> **Supplied records**:

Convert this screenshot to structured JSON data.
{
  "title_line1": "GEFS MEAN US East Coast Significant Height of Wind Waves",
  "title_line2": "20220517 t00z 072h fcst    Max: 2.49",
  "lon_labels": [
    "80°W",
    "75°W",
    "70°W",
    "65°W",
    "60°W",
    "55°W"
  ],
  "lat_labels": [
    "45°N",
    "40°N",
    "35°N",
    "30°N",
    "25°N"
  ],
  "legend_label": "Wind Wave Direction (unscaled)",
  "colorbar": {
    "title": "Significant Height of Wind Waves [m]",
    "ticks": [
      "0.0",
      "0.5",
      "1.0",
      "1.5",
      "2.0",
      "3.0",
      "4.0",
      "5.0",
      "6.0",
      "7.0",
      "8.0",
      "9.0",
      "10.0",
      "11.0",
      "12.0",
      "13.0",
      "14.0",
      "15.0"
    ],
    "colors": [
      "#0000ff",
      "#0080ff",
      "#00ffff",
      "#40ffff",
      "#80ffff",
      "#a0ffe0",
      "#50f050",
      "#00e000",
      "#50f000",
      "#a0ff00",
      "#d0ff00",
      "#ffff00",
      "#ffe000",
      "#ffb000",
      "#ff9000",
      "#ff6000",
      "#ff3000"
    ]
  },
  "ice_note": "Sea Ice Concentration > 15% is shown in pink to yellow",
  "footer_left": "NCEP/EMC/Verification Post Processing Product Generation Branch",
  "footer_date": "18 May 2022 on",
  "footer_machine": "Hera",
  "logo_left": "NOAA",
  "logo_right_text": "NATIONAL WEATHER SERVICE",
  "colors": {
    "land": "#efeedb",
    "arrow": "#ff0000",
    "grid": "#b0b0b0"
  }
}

> **Request**: Give an exact repetition of all the material.

> **Exercise solution**:
Convert this screenshot to structured JSON data.
{
  "title_line1": "GEFS MEAN US East Coast Significant Height of Wind Waves",
  "title_line2": "20220517 t00z 072h fcst    Max: 2.49",
  "lon_labels": [
    "80°W",
    "75°W",
    "70°W",
    "65°W",
    "60°W",
    "55°W"
  ],
  "lat_labels": [
    "45°N",
    "40°N",
    "35°N",
    "30°N",
    "25°N"
  ],
  "legend_label": "Wind Wave Direction (unscaled)",
  "colorbar": {
    "title": "Significant Height of Wind Waves [m]",
    "ticks": [
      "0.0",
      "0.5",
      "1.0",
      "1.5",
      "2.0",
      "3.0",
      "4.0",
      "5.0",
      "6.0",
      "7.0",
      "8.0",
      "9.0",
      "10.0",
      "11.0",
      "12.0",
      "13.0",
      "14.0",
      "15.0"
    ],
    "colors": [
      "#0000ff",
      "#0080ff",
      "#00ffff",
      "#40ffff",
      "#80ffff",
      "#a0ffe0",
      "#50f050",
      "#00e000",
      "#50f000",
      "#a0ff00",
      "#d0ff00",
      "#ffff00",
      "#ffe000",
      "#ffb000",
      "#ff9000",
      "#ff6000",
      "#ff3000"
    ]
  },
  "ice_note": "Sea Ice Concentration > 15% is shown in pink to yellow",
  "footer_left": "NCEP/EMC/Verification Post Processing Product Generation Branch",
  "footer_date": "18 May 2022 on",
  "footer_machine": "Hera",
  "logo_left": "NOAA",
  "logo_right_text": "NATIONAL WEATHER SERVICE",
  "colors": {
    "land": "#efeedb",
    "arrow": "#ff0000",
    "grid": "#b0b0b0"
  }
}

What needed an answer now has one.